**REQUEST:**
Format every line of the listing below as a JSON list of strings, one string per line, skipping blank lines and leaving out the pictures.

**RECORDED INFORMATION:**
########################################

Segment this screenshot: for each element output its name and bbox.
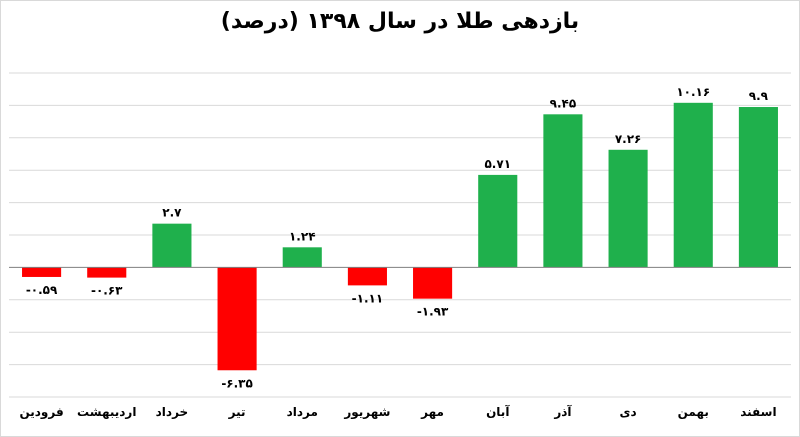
category-label: بهمن xyxy=(678,405,709,419)
category-label: اسفند xyxy=(740,405,776,419)
category-label: آبان xyxy=(486,404,510,419)
bar xyxy=(282,247,322,268)
bar xyxy=(738,107,778,268)
category-label: شهریور xyxy=(343,405,390,420)
data-label: ۵.۷۱ xyxy=(484,157,511,171)
data-label: -۱.۱۱ xyxy=(352,291,384,305)
bar xyxy=(543,114,583,268)
bar xyxy=(347,267,387,286)
bar xyxy=(413,267,453,299)
data-label: ۱.۲۴ xyxy=(289,229,316,243)
data-label: ۲.۷ xyxy=(162,206,182,220)
data-labels: -۰.۵۹ -۰.۶۳ ۲.۷ -۶.۳۵ ۱.۲۴ -۱.۱۱ -۱.۹۳ ۵.۷۱ ۹.۴۵… xyxy=(26,85,769,390)
bar xyxy=(608,149,648,268)
bar xyxy=(217,267,257,371)
data-label: ۷.۲۶ xyxy=(615,132,642,146)
bar xyxy=(673,102,713,268)
category-label: دی xyxy=(620,405,637,419)
bar xyxy=(22,267,62,277)
data-label: -۰.۵۹ xyxy=(26,283,58,297)
bar xyxy=(478,174,518,268)
bar xyxy=(152,223,192,268)
data-label: -۶.۳۵ xyxy=(221,376,253,390)
category-label: مهر xyxy=(420,405,444,419)
category-label: خرداد xyxy=(156,405,189,419)
category-label: مرداد xyxy=(287,405,318,419)
category-label: آذر xyxy=(553,404,572,419)
category-label: تیر xyxy=(228,405,246,419)
bars xyxy=(22,102,778,371)
data-label: -۱.۹۳ xyxy=(417,305,449,319)
bar xyxy=(87,267,127,278)
category-label: فرودین xyxy=(19,405,63,420)
category-labels: فرودین اردیبهشت خرداد تیر مرداد شهریور مهر آبان… xyxy=(19,404,776,420)
data-label: ۹.۴۵ xyxy=(550,96,577,110)
chart-title: بازدهی طلا در سال ۱۳۹۸ (درصد) xyxy=(220,9,580,34)
data-label: -۰.۶۳ xyxy=(91,284,123,298)
gridlines xyxy=(9,72,791,398)
data-label: ۹.۹ xyxy=(749,89,769,103)
category-label: اردیبهشت xyxy=(77,405,136,419)
data-label: ۱۰.۱۶ xyxy=(676,85,710,99)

########################################

**EXERCISE RESULT:**
[
  "Segment this screenshot: for each element output its name and bbox.",
  "category-label: بهمن xyxy=(678,405,709,419)",
  "category-label: اسفند xyxy=(740,405,776,419)",
  "category-label: آبان xyxy=(486,404,510,419)",
  "bar xyxy=(282,247,322,268)",
  "bar xyxy=(738,107,778,268)",
  "category-label: شهریور xyxy=(343,405,390,420)",
  "data-label: ۵.۷۱ xyxy=(484,157,511,171)",
  "data-label: -۱.۱۱ xyxy=(352,291,384,305)",
  "bar xyxy=(543,114,583,268)",
  "bar xyxy=(347,267,387,286)",
  "bar xyxy=(413,267,453,299)",
  "data-label: ۱.۲۴ xyxy=(289,229,316,243)",
  "data-label: ۲.۷ xyxy=(162,206,182,220)",
  "data-labels: -۰.۵۹ -۰.۶۳ ۲.۷ -۶.۳۵ ۱.۲۴ -۱.۱۱ -۱.۹۳ ۵.۷۱ ۹.۴۵… xyxy=(26,85,769,390)",
  "bar xyxy=(608,149,648,268)",
  "bar xyxy=(217,267,257,371)",
  "data-label: ۷.۲۶ xyxy=(615,132,642,146)",
  "bar xyxy=(673,102,713,268)",
  "category-label: دی xyxy=(620,405,637,419)",
  "bar xyxy=(22,267,62,277)",
  "data-label: -۰.۵۹ xyxy=(26,283,58,297)",
  "bar xyxy=(478,174,518,268)",
  "bar xyxy=(152,223,192,268)",
  "data-label: -۶.۳۵ xyxy=(221,376,253,390)",
  "category-label: مهر xyxy=(420,405,444,419)",
  "category-label: خرداد xyxy=(156,405,189,419)",
  "category-label: مرداد xyxy=(287,405,318,419)",
  "category-label: آذر xyxy=(553,404,572,419)",
  "category-label: تیر xyxy=(228,405,246,419)",
  "bars xyxy=(22,102,778,371)",
  "data-label: -۱.۹۳ xyxy=(417,305,449,319)",
  "bar xyxy=(87,267,127,278)",
  "category-label: فرودین xyxy=(19,405,63,420)",
  "category-labels: فرودین اردیبهشت خرداد تیر مرداد شهریور مهر آبان… xyxy=(19,404,776,420)",
  "data-label: ۹.۴۵ xyxy=(550,96,577,110)",
  "chart-title: بازدهی طلا در سال ۱۳۹۸ (درصد) xyxy=(220,9,580,34)",
  "data-label: -۰.۶۳ xyxy=(91,284,123,298)",
  "gridlines xyxy=(9,72,791,398)",
  "data-label: ۹.۹ xyxy=(749,89,769,103)",
  "category-label: اردیبهشت xyxy=(77,405,136,419)",
  "data-label: ۱۰.۱۶ xyxy=(676,85,710,99)"
]